#### To do:
From the entries provided below, copy each line that contains the word "into".

Stored data
□ □ □ □ □ □ □

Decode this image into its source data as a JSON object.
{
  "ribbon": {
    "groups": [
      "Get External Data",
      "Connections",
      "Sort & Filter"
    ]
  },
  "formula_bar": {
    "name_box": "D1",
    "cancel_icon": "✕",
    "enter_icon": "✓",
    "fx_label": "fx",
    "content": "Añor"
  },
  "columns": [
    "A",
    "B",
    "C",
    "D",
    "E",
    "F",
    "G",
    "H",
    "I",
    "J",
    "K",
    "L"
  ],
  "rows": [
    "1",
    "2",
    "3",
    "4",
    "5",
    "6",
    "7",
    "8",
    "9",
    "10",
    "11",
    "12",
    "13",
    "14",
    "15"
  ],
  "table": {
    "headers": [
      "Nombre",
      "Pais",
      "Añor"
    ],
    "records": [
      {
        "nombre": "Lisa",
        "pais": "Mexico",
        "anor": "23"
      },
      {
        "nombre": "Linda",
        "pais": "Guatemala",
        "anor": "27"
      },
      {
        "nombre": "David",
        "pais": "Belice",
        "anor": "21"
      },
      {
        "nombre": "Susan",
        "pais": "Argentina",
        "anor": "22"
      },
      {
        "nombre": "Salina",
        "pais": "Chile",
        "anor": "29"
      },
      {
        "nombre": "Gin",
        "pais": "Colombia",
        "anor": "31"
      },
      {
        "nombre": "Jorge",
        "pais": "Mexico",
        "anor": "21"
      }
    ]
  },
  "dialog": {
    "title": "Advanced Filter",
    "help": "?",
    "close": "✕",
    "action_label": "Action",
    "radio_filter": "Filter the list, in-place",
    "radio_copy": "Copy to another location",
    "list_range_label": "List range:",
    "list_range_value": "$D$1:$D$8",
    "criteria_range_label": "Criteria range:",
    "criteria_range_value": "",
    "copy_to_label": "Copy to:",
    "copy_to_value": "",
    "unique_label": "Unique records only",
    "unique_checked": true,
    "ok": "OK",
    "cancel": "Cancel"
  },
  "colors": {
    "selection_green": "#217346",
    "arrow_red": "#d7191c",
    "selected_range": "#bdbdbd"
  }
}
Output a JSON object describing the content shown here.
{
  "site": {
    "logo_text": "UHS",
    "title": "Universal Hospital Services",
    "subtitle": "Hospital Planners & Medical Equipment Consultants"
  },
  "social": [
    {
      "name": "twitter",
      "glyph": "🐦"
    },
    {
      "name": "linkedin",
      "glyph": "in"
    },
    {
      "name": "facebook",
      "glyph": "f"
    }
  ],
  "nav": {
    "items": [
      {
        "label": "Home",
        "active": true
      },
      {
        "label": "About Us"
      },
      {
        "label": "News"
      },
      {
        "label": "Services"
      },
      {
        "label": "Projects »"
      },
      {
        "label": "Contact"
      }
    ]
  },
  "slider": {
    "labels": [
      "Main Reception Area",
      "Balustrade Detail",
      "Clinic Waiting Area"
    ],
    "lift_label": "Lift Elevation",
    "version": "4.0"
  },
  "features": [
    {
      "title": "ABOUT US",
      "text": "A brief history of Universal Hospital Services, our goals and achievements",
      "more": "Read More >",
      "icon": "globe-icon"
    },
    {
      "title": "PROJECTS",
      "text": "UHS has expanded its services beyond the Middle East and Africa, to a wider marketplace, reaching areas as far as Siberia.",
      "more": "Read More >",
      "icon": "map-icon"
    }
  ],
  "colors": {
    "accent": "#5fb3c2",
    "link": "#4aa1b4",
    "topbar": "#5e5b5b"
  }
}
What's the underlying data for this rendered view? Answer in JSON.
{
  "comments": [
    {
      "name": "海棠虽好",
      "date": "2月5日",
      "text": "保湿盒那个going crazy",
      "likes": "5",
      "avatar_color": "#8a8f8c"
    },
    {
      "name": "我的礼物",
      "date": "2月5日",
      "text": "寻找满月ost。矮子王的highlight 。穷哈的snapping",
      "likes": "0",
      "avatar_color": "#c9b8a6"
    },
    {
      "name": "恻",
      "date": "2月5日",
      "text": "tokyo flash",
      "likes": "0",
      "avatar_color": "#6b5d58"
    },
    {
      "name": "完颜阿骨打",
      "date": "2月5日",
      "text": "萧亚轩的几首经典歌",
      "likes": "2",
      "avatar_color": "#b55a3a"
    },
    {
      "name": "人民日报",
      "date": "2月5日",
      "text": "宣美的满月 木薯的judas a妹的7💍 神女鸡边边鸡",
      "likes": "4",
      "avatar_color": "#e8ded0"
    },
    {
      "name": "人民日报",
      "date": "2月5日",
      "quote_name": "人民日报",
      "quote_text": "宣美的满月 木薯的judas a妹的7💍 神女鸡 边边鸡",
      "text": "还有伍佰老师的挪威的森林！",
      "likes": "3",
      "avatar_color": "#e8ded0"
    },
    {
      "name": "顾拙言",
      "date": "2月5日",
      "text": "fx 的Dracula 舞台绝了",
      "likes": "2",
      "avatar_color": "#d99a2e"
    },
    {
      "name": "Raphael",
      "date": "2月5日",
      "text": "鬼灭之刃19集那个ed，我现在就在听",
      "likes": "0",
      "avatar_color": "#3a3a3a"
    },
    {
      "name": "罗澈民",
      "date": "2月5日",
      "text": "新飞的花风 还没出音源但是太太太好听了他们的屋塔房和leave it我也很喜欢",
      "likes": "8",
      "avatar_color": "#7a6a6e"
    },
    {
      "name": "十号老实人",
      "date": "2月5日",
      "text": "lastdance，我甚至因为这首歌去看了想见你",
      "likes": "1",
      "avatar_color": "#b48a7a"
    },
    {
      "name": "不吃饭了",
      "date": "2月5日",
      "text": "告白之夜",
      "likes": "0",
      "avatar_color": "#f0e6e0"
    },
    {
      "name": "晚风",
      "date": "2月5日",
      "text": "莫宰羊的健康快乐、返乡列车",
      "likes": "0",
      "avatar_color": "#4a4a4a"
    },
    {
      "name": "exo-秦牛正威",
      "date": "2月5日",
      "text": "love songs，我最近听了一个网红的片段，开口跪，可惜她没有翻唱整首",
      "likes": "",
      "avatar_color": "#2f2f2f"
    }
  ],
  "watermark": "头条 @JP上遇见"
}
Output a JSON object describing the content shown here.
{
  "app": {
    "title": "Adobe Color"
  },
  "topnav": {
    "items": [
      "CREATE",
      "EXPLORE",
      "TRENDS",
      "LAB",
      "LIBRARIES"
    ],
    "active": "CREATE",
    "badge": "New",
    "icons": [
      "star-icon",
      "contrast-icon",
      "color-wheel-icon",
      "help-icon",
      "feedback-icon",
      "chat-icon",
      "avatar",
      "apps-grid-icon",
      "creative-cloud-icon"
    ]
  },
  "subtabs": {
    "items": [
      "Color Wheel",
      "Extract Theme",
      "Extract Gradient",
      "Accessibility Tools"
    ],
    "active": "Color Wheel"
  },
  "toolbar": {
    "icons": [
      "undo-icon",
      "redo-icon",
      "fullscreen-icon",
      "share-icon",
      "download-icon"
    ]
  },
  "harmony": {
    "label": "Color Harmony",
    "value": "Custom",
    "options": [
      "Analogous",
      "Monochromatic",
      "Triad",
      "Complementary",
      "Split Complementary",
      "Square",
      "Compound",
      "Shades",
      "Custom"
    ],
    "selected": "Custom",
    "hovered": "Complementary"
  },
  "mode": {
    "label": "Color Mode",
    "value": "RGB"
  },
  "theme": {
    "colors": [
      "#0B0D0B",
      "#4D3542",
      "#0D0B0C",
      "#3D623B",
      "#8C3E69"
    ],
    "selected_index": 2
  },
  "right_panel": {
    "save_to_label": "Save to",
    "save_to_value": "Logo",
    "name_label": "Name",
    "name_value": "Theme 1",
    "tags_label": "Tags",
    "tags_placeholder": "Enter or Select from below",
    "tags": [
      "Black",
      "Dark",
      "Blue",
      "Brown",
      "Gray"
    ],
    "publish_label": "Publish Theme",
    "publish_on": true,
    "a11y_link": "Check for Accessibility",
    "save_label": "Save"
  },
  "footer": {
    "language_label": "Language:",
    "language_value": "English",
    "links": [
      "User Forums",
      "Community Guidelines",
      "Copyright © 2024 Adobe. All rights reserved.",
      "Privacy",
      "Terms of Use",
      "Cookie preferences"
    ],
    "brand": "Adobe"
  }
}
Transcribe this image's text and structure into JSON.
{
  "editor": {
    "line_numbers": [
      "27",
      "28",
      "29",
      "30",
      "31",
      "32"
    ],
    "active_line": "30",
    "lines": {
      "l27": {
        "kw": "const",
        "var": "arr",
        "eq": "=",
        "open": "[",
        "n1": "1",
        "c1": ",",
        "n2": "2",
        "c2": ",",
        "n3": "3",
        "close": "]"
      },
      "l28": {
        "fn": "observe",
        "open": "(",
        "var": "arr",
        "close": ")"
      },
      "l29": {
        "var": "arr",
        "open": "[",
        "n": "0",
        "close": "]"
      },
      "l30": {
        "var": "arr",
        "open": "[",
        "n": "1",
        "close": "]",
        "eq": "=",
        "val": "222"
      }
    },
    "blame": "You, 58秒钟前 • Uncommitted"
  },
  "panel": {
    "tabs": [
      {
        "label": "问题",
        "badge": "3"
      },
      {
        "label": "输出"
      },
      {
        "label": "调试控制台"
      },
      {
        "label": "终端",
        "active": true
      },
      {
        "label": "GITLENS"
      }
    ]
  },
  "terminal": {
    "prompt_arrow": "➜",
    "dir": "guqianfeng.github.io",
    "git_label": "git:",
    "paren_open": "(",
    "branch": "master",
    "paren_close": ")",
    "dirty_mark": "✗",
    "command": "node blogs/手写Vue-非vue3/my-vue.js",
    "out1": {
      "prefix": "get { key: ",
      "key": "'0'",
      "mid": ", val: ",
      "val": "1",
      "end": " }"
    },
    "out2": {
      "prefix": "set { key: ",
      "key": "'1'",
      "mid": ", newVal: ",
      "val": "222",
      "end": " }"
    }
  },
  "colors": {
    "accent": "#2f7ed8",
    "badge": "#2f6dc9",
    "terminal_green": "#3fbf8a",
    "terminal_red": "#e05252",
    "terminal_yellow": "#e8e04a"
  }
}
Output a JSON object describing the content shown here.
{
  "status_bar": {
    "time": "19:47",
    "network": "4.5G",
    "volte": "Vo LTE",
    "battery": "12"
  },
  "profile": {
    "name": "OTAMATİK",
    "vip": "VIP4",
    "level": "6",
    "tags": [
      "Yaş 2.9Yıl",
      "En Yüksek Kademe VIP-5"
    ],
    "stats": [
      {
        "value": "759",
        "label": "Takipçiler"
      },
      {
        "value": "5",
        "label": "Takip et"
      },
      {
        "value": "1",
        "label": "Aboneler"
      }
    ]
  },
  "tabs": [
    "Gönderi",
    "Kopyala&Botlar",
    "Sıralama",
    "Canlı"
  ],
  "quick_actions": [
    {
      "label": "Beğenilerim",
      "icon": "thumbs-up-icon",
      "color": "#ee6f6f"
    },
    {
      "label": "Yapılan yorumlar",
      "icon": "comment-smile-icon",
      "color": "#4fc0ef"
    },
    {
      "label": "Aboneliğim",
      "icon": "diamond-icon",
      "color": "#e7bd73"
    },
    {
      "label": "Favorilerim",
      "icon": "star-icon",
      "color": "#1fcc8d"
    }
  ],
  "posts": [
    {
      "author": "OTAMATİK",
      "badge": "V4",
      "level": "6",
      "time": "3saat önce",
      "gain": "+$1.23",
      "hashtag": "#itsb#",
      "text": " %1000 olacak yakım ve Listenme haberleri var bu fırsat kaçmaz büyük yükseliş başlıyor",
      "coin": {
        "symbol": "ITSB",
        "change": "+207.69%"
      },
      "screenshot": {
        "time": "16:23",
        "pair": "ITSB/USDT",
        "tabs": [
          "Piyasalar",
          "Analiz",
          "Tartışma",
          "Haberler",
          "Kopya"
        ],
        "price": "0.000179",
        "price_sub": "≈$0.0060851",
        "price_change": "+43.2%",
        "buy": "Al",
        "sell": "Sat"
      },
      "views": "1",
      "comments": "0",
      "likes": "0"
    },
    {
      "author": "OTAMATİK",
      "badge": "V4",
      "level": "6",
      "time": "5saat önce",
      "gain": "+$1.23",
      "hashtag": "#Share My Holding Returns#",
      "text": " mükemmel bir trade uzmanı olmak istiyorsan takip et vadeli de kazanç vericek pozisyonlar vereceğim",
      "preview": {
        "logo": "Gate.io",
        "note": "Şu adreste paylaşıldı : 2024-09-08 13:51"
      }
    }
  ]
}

□ □ □ □ □ □ □

#### The completed task:
Decode this image into its source data as a JSON object.
Transcribe this image's text and structure into JSON.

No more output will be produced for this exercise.